PROBLEM TO SOLVE — Search the material below for the word "name". Copy every line that has it.

Collected data
▬▬▬
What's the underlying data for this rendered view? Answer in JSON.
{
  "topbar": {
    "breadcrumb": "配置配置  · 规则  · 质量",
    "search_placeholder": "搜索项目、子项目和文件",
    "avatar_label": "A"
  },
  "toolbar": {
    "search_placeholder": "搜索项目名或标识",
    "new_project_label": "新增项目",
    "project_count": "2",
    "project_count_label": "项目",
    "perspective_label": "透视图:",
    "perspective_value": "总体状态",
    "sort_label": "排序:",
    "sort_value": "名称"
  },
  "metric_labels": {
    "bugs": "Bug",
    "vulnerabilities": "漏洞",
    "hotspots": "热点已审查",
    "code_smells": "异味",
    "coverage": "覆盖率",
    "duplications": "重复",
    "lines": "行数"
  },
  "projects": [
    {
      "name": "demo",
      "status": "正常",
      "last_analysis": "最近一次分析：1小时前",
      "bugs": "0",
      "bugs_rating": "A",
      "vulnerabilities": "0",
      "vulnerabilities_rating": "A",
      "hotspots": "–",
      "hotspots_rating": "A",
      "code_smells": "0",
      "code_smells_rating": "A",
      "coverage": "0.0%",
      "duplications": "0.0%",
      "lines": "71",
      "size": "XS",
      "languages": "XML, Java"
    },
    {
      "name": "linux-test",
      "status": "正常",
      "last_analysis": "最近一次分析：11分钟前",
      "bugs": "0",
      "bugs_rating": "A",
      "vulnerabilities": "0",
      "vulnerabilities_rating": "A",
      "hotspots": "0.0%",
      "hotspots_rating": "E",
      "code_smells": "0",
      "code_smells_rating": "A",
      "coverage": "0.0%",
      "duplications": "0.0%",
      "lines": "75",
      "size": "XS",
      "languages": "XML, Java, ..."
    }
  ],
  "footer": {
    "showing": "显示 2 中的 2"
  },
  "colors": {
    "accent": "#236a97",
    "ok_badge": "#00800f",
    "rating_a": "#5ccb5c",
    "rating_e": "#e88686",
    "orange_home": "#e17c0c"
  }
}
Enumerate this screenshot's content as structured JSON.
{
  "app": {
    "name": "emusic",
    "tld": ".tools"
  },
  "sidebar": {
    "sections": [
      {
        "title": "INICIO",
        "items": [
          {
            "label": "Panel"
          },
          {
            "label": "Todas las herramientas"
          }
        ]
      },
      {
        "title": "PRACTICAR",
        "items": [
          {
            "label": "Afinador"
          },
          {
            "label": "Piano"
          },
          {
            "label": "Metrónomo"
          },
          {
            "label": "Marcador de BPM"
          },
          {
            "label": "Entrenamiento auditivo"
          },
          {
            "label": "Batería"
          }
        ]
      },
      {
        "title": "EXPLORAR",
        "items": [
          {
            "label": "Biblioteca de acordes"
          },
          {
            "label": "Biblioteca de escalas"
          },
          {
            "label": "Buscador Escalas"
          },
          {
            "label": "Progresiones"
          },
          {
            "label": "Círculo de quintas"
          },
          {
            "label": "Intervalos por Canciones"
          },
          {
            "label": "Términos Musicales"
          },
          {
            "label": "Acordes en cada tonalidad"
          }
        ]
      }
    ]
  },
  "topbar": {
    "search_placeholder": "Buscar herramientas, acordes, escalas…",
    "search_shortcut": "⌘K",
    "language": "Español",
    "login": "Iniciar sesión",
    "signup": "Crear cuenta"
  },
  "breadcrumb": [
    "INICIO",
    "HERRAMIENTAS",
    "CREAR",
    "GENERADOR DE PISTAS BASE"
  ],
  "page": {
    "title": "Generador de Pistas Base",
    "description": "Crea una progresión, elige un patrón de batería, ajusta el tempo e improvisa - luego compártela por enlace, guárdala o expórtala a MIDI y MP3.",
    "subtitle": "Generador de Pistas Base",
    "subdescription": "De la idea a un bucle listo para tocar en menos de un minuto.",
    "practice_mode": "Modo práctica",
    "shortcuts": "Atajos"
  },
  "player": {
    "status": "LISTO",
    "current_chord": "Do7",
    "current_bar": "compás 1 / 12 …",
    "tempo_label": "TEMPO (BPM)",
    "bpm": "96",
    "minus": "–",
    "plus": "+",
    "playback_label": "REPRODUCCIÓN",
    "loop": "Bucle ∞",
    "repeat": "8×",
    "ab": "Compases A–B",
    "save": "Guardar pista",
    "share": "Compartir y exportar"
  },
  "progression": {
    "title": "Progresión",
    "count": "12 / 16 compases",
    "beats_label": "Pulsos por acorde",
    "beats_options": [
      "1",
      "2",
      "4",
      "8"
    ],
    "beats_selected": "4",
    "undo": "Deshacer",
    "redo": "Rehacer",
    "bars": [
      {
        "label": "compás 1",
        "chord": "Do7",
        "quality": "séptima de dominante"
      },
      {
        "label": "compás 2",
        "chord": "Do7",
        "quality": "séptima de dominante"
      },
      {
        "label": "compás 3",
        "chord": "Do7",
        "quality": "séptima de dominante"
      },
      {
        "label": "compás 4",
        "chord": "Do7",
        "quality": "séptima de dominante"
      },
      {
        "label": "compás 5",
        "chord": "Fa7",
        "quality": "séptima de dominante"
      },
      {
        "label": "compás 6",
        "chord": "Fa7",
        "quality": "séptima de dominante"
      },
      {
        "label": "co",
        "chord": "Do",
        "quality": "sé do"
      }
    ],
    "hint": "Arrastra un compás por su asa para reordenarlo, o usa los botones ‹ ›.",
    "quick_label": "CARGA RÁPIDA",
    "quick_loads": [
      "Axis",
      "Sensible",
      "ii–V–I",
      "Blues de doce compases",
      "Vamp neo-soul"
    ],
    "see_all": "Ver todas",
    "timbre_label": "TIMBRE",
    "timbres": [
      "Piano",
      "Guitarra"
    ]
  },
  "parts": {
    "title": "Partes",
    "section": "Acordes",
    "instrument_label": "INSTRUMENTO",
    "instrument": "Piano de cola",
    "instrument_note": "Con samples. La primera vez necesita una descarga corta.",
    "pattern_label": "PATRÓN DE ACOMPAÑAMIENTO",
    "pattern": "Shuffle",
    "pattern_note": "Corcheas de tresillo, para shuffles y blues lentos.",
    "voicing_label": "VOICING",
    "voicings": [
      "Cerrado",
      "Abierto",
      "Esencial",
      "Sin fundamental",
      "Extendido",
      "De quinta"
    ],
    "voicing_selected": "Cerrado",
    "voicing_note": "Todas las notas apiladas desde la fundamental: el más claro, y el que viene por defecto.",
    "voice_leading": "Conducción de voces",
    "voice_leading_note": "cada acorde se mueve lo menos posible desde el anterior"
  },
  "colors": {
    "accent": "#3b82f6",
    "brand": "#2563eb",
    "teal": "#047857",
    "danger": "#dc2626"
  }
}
▬▬▬
RESPONSE TO THE EXERCISE —
      "name": "demo",
      "name": "linux-test",
    "name": "emusic",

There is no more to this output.